## START

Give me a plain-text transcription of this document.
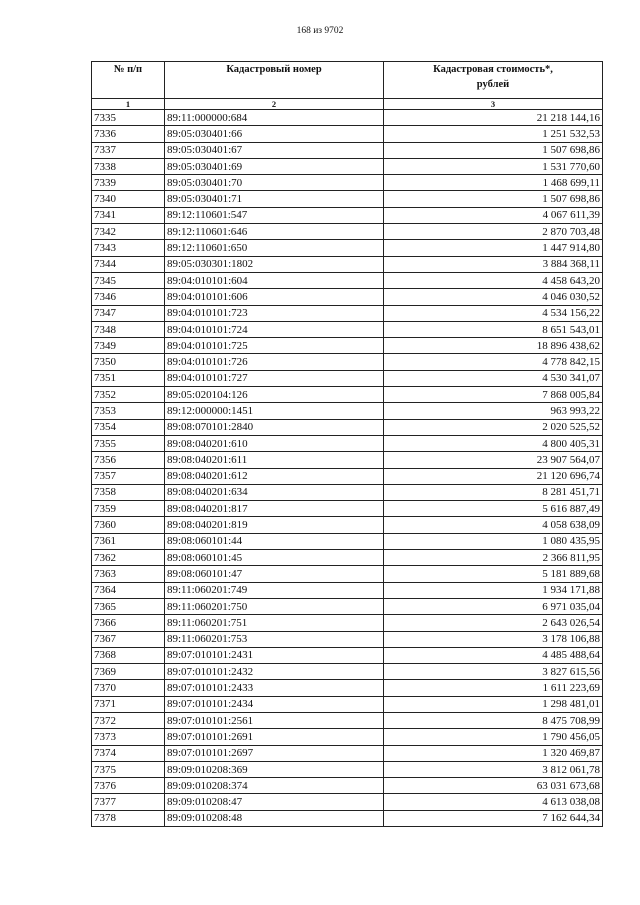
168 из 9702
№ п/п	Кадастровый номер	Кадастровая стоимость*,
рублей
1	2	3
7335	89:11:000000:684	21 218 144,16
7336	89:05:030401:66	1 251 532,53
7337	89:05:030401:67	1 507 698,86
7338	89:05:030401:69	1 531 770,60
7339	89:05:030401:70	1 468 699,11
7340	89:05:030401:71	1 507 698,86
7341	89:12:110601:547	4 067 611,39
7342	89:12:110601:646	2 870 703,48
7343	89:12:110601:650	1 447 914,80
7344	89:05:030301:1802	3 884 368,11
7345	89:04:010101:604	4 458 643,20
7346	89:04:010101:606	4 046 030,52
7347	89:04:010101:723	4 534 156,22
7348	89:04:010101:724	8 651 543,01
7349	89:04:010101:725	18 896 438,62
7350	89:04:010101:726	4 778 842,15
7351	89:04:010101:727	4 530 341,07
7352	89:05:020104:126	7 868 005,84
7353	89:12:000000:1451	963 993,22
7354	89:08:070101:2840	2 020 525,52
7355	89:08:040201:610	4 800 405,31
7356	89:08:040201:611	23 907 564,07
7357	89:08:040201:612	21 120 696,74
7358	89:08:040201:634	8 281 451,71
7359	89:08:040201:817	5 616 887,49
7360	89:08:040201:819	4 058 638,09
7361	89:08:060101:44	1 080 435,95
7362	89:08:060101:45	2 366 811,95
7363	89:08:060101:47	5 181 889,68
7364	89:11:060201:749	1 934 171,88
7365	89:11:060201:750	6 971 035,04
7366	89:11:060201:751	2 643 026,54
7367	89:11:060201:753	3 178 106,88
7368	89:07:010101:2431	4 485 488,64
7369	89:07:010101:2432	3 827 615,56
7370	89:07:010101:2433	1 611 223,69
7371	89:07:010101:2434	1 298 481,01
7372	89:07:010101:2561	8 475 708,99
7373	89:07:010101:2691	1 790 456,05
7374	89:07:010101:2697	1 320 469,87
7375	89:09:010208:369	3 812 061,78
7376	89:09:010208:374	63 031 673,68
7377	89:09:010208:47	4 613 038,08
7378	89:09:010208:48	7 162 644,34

## END
## START

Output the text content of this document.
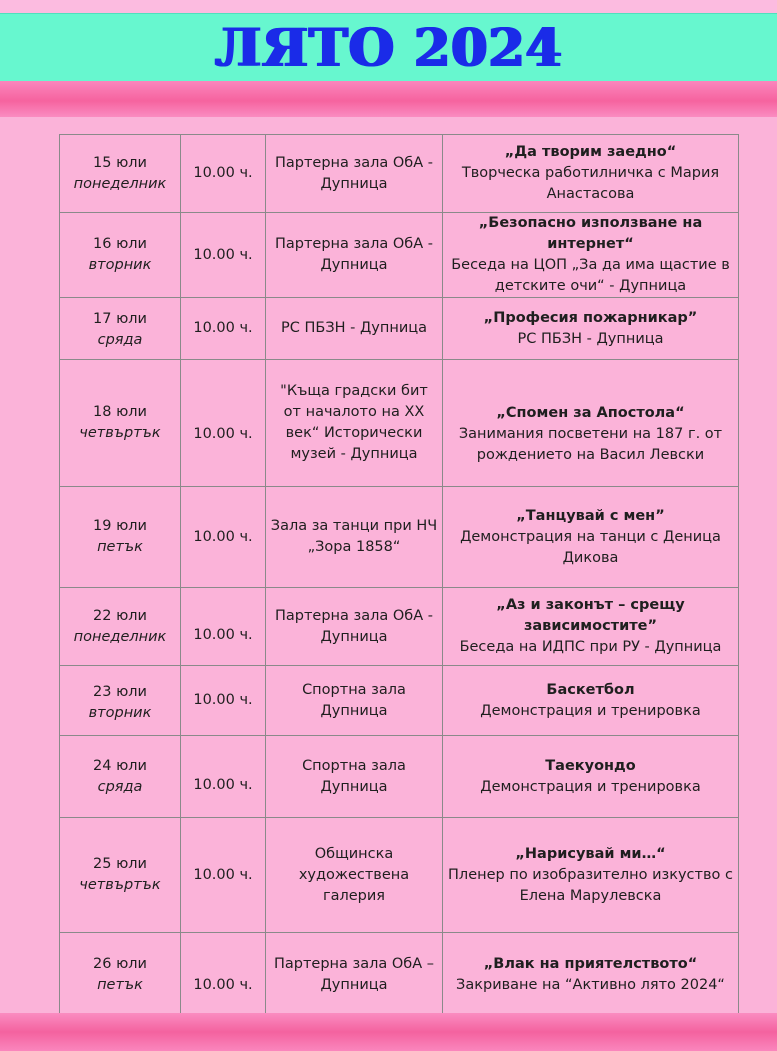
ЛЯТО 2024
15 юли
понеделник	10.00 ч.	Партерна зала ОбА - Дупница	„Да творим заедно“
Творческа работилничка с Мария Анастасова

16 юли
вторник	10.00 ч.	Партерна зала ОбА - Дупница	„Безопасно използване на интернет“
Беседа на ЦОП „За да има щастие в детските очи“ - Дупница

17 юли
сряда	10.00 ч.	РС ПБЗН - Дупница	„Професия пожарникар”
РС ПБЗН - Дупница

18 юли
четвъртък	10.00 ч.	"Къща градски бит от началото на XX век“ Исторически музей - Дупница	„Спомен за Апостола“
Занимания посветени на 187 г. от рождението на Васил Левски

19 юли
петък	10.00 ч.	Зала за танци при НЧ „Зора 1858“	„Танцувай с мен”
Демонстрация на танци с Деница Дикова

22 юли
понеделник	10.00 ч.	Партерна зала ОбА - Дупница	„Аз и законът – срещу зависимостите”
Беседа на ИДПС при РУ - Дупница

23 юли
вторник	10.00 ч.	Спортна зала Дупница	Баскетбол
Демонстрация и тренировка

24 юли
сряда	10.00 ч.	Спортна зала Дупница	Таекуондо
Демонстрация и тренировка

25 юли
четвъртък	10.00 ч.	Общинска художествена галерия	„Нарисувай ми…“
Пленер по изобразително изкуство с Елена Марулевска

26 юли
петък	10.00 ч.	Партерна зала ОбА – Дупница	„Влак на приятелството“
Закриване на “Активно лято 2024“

## END

EXERCISE DESCRIPTION
Read the entries and pick out all lines that include the word "document".

ANSWER FOR THIS EXERCISE
Give me a plain-text transcription of this document.
Output the text content of this document.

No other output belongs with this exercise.